Short problem:
Convert everything from the line containing "49, 649, 552]" down to the line containing "UI element localization: list", both included, into a Markdown table with the columns Index and Line. Skip any blank lines.

[Source data]
══════════════════════════════
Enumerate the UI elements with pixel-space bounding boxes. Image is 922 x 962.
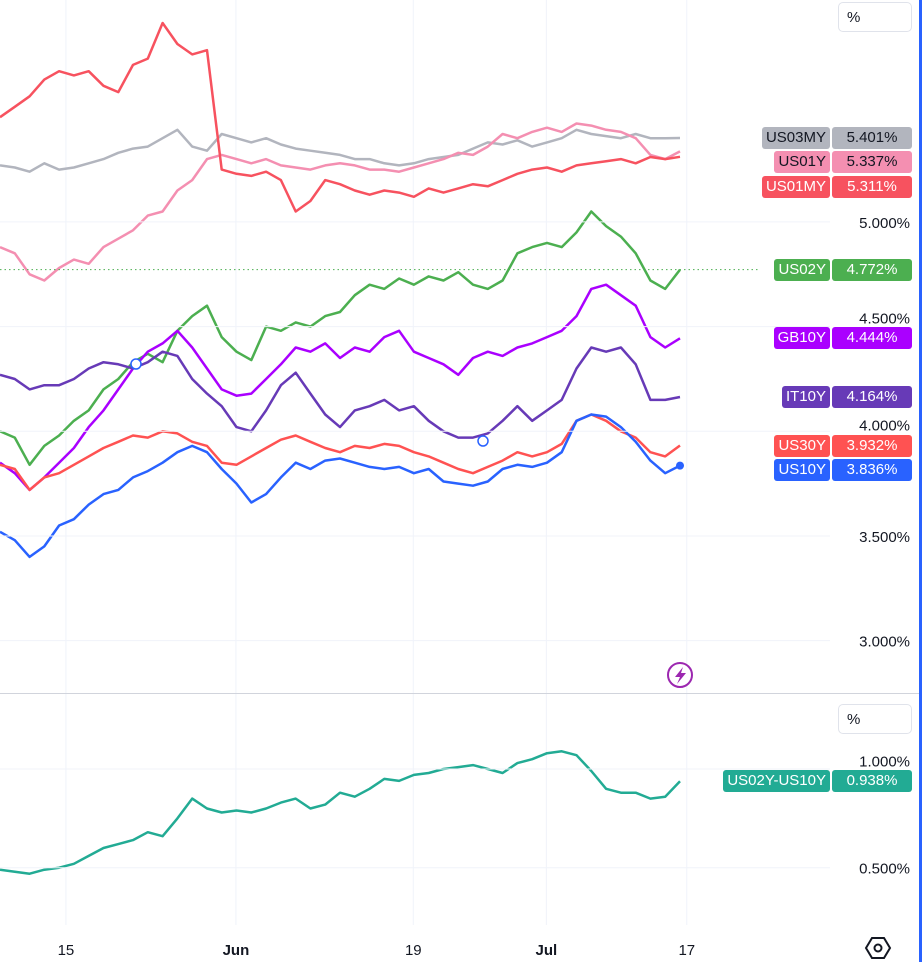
series-name-label: US02Y bbox=[774, 258, 830, 281]
series-last-value: 5.337% bbox=[832, 151, 912, 174]
series-last-value: 4.772% bbox=[832, 258, 912, 281]
price-tag-us01y: US01Y 5.337% bbox=[774, 151, 912, 174]
series-line-us01y bbox=[0, 122, 681, 282]
settings-hexagon-icon-center bbox=[873, 943, 883, 953]
last-point-dot bbox=[676, 461, 684, 470]
price-tag-us03my: US03MY 5.401% bbox=[761, 126, 912, 149]
series-last-value: 4.444% bbox=[832, 327, 912, 350]
series-name-label: US03MY bbox=[761, 126, 830, 149]
price-tag-us02y: US02Y 4.772% bbox=[774, 258, 912, 281]
series-last-value: 3.836% bbox=[832, 459, 912, 482]
series-last-value: 3.932% bbox=[832, 434, 912, 457]
series-name-label: US02Y-US10Y bbox=[723, 770, 830, 793]
series-name-label: US01Y bbox=[774, 151, 830, 174]
series-line-us01my bbox=[0, 21, 681, 213]
event-marker[interactable] bbox=[477, 435, 489, 447]
x-tick-label: 17 bbox=[678, 942, 695, 959]
event-marker[interactable] bbox=[130, 358, 142, 370]
price-tag-it10y: IT10Y 4.164% bbox=[781, 385, 912, 408]
series-line-it10y bbox=[0, 346, 681, 439]
focus-border bbox=[919, 0, 922, 962]
series-line-us02y-us10y bbox=[0, 750, 681, 875]
x-tick-label: 19 bbox=[405, 942, 422, 959]
price-tag-us30y: US30Y 3.932% bbox=[774, 434, 912, 457]
y-tick-label: 3.500% bbox=[859, 529, 910, 546]
series-name-label: IT10Y bbox=[781, 385, 830, 408]
series-line-us30y bbox=[0, 413, 681, 492]
series-line-gb10y bbox=[0, 283, 681, 492]
series-line-us10y bbox=[0, 413, 681, 559]
y-tick-label: 5.000% bbox=[859, 215, 910, 232]
x-tick-label: Jun bbox=[223, 942, 250, 959]
lightning-icon-glyph bbox=[675, 667, 686, 684]
price-tag-us10y: US10Y 3.836% bbox=[774, 459, 912, 482]
y-tick-label: 1.000% bbox=[859, 753, 910, 770]
x-tick-label: Jul bbox=[536, 942, 558, 959]
price-tag-us01my: US01MY 5.311% bbox=[761, 175, 912, 198]
x-tick-label: 15 bbox=[58, 942, 75, 959]
series-line-us03my bbox=[0, 128, 681, 173]
series-name-label: US30Y bbox=[774, 434, 830, 457]
y-tick-label: 0.500% bbox=[859, 861, 910, 878]
settings-hexagon-icon[interactable] bbox=[864, 937, 892, 959]
series-last-value: 5.311% bbox=[832, 175, 912, 198]
series-name-label: US10Y bbox=[774, 459, 830, 482]
price-tag-us02y-us10y: US02Y-US10Y 0.938% bbox=[723, 770, 912, 793]
series-name-label: US01MY bbox=[761, 175, 830, 198]
series-name-label: GB10Y bbox=[773, 327, 830, 350]
series-line-us02y bbox=[0, 210, 681, 467]
y-tick-label: 3.000% bbox=[859, 634, 910, 651]
y-tick-label: 4.000% bbox=[859, 418, 910, 435]
series-last-value: 4.164% bbox=[832, 385, 912, 408]
y-tick-label: 4.500% bbox=[859, 310, 910, 327]
spread-scale-unit-button[interactable]: % bbox=[838, 704, 912, 734]
series-last-value: 5.401% bbox=[832, 126, 912, 149]
price-tag-gb10y: GB10Y 4.444% bbox=[773, 327, 912, 350]
main-scale-unit-button[interactable]: % bbox=[838, 2, 912, 32]
series-last-value: 0.938% bbox=[832, 770, 912, 793]
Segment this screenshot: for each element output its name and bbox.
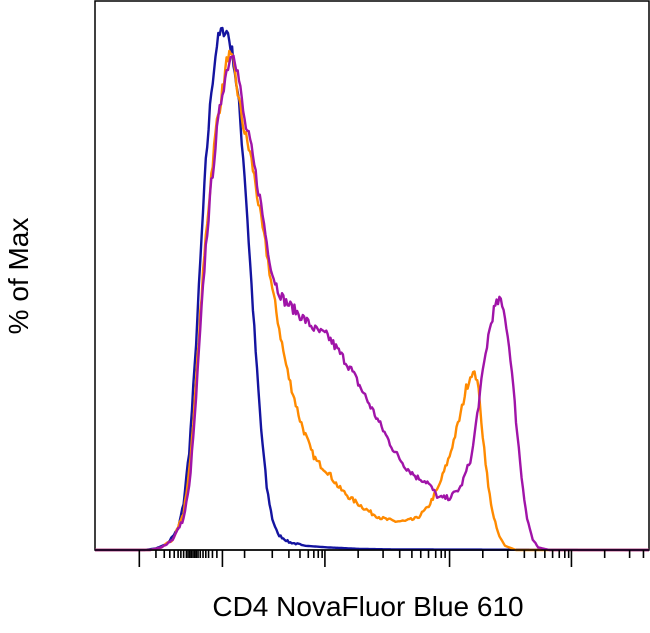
histogram-series-2	[95, 49, 649, 552]
series-layer	[95, 26, 649, 552]
x-axis-ticks	[138, 550, 645, 567]
plot-frame	[94, 0, 650, 551]
histogram-series-3	[95, 54, 649, 552]
y-axis-title: % of Max	[3, 218, 34, 335]
x-axis-title: CD4 NovaFluor Blue 610	[212, 591, 523, 622]
histogram-series-1	[95, 26, 649, 552]
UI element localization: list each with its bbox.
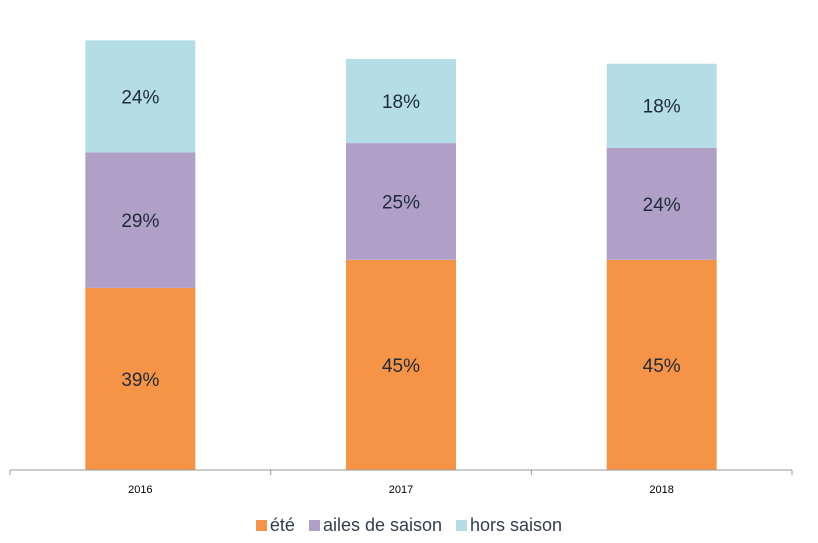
legend-item-ete: été [255,515,295,536]
legend-item-hors-saison: hors saison [456,515,562,536]
x-tick-label-2018: 2018 [649,484,673,496]
bars-layer: 39% 29% 24% 45% 25% 18% 45% 24% 18% [85,40,717,470]
legend-item-ailes-de-saison: ailes de saison [308,515,443,536]
bar-segment-hors-saison-2018 [606,63,717,148]
data-label-hors-saison-2018: 18% [643,97,681,118]
bar-segment-ailes-de-saison-2018 [606,147,717,260]
bar-segment-ailes-de-saison-2017 [346,143,456,260]
data-label-ailes-de-saison-2017: 25% [382,192,420,213]
legend-label-ailes-de-saison: ailes de saison [322,515,443,535]
x-tick-label-2017: 2017 [389,484,413,496]
legend: été ailes de saison hors saison [0,515,818,536]
bar-segment-hors-saison-2016 [85,40,196,153]
data-label-hors-saison-2017: 18% [382,92,420,113]
bar-segment-ete-2016 [85,287,196,470]
data-label-ete-2016: 39% [121,370,159,391]
bar-segment-ete-2017 [346,259,456,470]
data-label-ete-2017: 45% [382,356,420,377]
data-label-ete-2018: 45% [643,356,681,377]
bar-segment-hors-saison-2017 [346,59,456,144]
x-axis: 2016 2017 2018 [9,469,793,496]
legend-swatch-ailes-de-saison [308,520,320,531]
data-label-ailes-de-saison-2016: 29% [121,211,159,232]
bar-segment-ete-2018 [606,259,717,470]
data-label-hors-saison-2016: 24% [121,87,159,108]
bar-segment-ailes-de-saison-2016 [85,152,196,288]
legend-swatch-hors-saison [456,520,468,531]
legend-label-ete: été [269,515,295,535]
x-tick-label-2016: 2016 [128,484,152,496]
data-label-ailes-de-saison-2018: 24% [643,195,681,216]
legend-label-hors-saison: hors saison [470,515,563,535]
legend-swatch-ete [255,520,267,531]
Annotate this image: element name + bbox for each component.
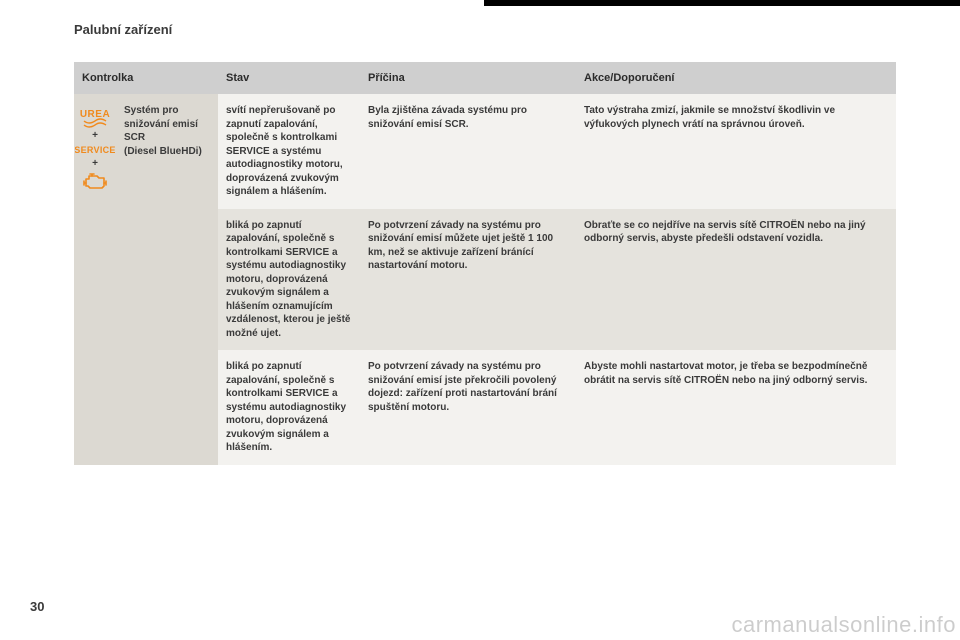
indicator-icon-stack: UREA + SERVICE + [82, 104, 108, 192]
warning-lamp-table: Kontrolka Stav Příčina Akce/Doporučení U… [74, 62, 896, 465]
table-header-row: Kontrolka Stav Příčina Akce/Doporučení [74, 62, 896, 94]
cell-state: bliká po zapnutí zapalování, společně s … [218, 209, 360, 351]
cell-action: Obraťte se co nejdříve na servis sítě CI… [576, 209, 896, 351]
page-number: 30 [30, 599, 44, 614]
cell-cause: Po potvrzení závady na systému pro snižo… [360, 350, 576, 465]
col-header-action: Akce/Doporučení [576, 62, 896, 94]
section-title: Palubní zařízení [74, 22, 172, 37]
cell-cause: Byla zjištěna závada systému pro snižová… [360, 94, 576, 209]
cell-state: bliká po zapnutí zapalování, společně s … [218, 350, 360, 465]
watermark: carmanualsonline.info [727, 610, 960, 640]
col-header-state: Stav [218, 62, 360, 94]
engine-autodiag-icon [81, 172, 109, 192]
plus-icon: + [92, 159, 98, 169]
service-icon: SERVICE [75, 144, 115, 156]
table-row: UREA + SERVICE + [74, 94, 896, 209]
urea-icon: UREA [78, 106, 112, 128]
manual-page: Palubní zařízení Kontrolka Stav Příčina … [0, 0, 960, 640]
cell-cause: Po potvrzení závady na systému pro snižo… [360, 209, 576, 351]
top-black-bar [484, 0, 960, 6]
cell-action: Tato výstraha zmizí, jakmile se množství… [576, 94, 896, 209]
cell-state: svítí nepřerušovaně po zapnutí zapalován… [218, 94, 360, 209]
system-name-cell: Systém pro snižování emisí SCR (Diesel B… [116, 94, 218, 465]
col-header-cause: Příčina [360, 62, 576, 94]
cell-action: Abyste mohli nastartovat motor, je třeba… [576, 350, 896, 465]
col-header-indicator: Kontrolka [74, 62, 218, 94]
plus-icon: + [92, 131, 98, 141]
svg-text:SERVICE: SERVICE [75, 145, 115, 155]
indicator-icon-cell: UREA + SERVICE + [74, 94, 116, 465]
svg-text:UREA: UREA [80, 109, 110, 120]
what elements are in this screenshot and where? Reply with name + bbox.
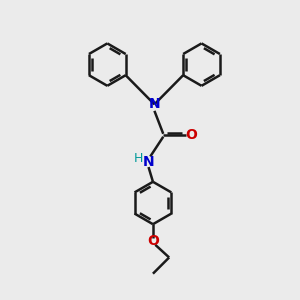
Text: H: H: [134, 152, 143, 165]
Text: N: N: [143, 155, 154, 169]
Text: O: O: [186, 128, 197, 142]
Text: O: O: [147, 234, 159, 248]
Text: N: N: [148, 98, 160, 111]
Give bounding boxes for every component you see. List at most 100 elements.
══════════════════════════════
Answer to this exercise:
| Index | Line |
|---|---|
| 1 | histogram-series-2	[95, 49, 649, 552] |
| 2 | series-layer	[95, 26, 649, 552] |
| 3 | x-axis-ticks	[138, 550, 645, 567] |
| 4 | plot-frame	[94, 0, 650, 551] |
| 5 | histogram-series-3	[95, 54, 649, 552] |
| 6 | y-axis-title: % of Max	[3, 218, 34, 335] |
| 7 | x-axis-title: CD4 NovaFluor Blue 610	[212, 591, 523, 622] |
| 8 | histogram-series-1	[95, 26, 649, 552] |
| 9 | UI element localization: list each with its bbox. |